+++ Data for processing +++
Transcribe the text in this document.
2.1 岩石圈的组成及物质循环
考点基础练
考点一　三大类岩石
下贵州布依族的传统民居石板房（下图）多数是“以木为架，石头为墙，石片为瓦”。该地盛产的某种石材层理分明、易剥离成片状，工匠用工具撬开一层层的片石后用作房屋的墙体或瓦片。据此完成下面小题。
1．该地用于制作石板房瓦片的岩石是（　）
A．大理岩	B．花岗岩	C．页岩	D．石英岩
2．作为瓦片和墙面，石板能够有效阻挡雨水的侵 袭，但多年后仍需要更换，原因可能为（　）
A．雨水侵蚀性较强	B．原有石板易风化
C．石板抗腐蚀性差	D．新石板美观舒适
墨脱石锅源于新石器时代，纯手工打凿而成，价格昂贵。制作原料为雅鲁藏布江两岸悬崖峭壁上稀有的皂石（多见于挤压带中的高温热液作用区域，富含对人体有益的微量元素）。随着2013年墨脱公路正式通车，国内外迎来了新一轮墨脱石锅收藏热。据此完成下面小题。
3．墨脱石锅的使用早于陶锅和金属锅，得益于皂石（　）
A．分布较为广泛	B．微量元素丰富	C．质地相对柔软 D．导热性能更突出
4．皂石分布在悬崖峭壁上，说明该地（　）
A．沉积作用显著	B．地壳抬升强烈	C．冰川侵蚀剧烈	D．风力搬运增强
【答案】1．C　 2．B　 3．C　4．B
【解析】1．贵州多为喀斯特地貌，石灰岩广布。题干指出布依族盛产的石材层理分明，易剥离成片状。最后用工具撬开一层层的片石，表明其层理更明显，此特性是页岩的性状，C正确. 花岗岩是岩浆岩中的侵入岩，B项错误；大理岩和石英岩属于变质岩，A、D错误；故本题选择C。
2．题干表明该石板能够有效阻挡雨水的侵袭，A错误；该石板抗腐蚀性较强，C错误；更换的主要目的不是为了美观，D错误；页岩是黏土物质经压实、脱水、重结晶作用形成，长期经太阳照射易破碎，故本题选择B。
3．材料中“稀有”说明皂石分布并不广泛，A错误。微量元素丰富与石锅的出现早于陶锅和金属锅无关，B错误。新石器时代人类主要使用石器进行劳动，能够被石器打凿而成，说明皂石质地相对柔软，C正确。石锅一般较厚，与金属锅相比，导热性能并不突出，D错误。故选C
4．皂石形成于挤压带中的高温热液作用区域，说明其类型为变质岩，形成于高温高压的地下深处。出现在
+++
§ Given problem:
Extract each line holding the string "易剥离成片状".

§ Exercise result:
下贵州布依族的传统民居石板房（下图）多数是“以木为架，石头为墙，石片为瓦”。该地盛产的某种石材层理分明、易剥离成片状，工匠用工具撬开一层层的片石后用作房屋的墙体或瓦片。据此完成下面小题。
【解析】1．贵州多为喀斯特地貌，石灰岩广布。题干指出布依族盛产的石材层理分明，易剥离成片状。最后用工具撬开一层层的片石，表明其层理更明显，此特性是页岩的性状，C正确. 花岗岩是岩浆岩中的侵入岩，B项错误；大理岩和石英岩属于变质岩，A、D错误；故本题选择C。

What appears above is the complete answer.